** BEGIN SUPPLIED MATERIAL **

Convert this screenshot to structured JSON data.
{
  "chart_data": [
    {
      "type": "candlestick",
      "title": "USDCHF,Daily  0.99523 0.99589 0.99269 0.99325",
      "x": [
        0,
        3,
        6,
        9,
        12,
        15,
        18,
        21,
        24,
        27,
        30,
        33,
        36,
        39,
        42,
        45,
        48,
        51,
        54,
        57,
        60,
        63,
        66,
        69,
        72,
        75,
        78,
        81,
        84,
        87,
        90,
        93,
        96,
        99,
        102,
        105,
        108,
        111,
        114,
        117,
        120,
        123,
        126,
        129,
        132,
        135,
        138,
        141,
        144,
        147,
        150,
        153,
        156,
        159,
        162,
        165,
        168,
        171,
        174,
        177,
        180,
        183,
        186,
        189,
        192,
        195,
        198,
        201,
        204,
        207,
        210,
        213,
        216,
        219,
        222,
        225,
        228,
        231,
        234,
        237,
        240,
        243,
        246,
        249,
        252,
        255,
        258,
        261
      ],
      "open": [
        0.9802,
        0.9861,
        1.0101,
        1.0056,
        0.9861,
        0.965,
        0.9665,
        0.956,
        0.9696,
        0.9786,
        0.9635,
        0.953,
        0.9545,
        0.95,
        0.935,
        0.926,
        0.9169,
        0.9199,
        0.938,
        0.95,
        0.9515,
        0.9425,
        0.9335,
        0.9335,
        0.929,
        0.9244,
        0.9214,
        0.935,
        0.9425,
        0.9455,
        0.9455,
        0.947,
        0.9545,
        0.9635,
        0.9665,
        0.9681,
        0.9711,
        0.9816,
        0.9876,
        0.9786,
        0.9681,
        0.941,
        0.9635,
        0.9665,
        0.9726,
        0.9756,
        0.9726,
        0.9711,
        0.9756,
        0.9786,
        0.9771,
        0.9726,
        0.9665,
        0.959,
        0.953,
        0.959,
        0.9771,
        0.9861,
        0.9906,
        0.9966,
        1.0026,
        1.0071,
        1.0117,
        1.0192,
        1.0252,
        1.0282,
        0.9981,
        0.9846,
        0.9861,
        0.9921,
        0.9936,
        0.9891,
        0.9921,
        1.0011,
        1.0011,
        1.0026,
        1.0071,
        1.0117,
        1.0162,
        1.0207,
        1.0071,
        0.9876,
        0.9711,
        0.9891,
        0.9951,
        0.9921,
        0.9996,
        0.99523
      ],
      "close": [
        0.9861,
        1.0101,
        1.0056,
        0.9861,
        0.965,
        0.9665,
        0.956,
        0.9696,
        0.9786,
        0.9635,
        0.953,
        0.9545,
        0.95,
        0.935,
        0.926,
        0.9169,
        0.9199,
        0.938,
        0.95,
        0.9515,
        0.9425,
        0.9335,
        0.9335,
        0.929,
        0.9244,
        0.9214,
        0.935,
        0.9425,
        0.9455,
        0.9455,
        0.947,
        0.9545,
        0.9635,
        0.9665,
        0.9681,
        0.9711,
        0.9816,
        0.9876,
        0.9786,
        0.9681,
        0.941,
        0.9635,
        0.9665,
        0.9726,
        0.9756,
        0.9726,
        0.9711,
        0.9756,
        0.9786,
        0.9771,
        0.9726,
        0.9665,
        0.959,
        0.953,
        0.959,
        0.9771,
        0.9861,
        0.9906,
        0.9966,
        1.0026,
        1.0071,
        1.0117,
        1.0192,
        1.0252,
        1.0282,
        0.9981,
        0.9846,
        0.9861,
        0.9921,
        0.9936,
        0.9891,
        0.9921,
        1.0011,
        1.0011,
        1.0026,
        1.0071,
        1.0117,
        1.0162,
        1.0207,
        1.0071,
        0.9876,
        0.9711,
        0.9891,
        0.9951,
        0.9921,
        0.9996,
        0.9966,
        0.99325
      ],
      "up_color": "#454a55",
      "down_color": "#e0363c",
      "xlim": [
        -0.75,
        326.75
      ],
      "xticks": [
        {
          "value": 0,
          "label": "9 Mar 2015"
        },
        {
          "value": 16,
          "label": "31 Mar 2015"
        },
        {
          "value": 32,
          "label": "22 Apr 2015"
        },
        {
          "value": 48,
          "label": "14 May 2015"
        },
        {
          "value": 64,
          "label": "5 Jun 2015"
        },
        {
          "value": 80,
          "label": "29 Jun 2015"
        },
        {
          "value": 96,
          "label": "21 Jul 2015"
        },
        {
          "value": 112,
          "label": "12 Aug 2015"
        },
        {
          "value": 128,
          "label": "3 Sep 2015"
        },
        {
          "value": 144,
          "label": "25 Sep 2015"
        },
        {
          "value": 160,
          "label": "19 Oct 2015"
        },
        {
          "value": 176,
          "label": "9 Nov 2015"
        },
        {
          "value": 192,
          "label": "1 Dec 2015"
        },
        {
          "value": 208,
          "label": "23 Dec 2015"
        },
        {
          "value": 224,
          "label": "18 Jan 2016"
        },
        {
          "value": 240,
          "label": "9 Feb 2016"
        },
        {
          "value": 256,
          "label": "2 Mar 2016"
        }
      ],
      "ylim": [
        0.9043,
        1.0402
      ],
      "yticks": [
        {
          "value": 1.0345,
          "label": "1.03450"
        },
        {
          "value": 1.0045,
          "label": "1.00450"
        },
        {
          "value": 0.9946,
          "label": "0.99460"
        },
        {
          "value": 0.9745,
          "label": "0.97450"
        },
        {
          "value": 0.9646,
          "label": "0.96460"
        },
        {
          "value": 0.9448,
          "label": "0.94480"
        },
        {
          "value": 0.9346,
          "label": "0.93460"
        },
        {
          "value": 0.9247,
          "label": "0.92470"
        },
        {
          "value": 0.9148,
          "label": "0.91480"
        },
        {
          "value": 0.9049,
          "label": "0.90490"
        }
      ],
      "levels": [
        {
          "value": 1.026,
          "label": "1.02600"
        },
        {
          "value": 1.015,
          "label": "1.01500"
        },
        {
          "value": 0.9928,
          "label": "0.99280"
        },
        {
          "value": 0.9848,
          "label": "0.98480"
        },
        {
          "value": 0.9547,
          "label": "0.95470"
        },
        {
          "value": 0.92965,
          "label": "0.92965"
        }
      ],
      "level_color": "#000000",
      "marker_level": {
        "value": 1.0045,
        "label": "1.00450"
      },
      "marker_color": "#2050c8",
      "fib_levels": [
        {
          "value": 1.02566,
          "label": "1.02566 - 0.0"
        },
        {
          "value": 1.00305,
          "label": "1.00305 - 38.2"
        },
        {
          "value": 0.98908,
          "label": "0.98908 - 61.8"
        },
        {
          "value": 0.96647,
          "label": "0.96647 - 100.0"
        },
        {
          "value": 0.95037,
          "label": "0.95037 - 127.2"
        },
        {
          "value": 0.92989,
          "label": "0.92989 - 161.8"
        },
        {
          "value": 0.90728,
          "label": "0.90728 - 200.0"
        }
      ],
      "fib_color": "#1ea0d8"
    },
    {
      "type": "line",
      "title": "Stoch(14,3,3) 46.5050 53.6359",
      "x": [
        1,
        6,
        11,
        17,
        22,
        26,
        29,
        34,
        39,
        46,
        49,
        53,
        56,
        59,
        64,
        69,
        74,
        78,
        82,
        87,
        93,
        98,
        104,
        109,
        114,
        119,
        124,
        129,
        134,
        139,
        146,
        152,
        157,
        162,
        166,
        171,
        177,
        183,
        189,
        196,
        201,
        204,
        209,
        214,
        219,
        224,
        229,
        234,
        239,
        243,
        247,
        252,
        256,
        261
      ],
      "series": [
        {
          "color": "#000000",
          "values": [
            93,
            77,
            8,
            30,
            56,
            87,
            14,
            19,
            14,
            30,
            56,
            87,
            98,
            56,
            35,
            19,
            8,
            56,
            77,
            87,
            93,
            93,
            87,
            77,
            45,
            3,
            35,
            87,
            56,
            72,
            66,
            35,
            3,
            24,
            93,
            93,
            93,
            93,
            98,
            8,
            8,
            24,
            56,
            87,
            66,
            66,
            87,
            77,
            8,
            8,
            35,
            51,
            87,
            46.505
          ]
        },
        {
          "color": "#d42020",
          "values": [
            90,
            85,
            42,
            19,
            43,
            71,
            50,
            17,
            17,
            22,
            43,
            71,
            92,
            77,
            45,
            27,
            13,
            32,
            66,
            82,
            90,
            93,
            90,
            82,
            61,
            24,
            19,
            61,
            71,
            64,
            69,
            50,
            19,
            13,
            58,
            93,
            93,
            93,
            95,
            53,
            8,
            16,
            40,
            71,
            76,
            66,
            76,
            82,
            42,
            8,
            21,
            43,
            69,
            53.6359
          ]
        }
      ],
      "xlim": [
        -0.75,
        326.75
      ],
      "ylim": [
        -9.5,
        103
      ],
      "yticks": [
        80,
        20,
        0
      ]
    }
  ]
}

** END SUPPLIED MATERIAL **

WRITTEN EXERCISE. Go through the records and show every line with the string "title" in it.

FULL RESPONSE.
      "title": "USDCHF,Daily  0.99523 0.99589 0.99269 0.99325",
      "title": "Stoch(14,3,3) 46.5050 53.6359",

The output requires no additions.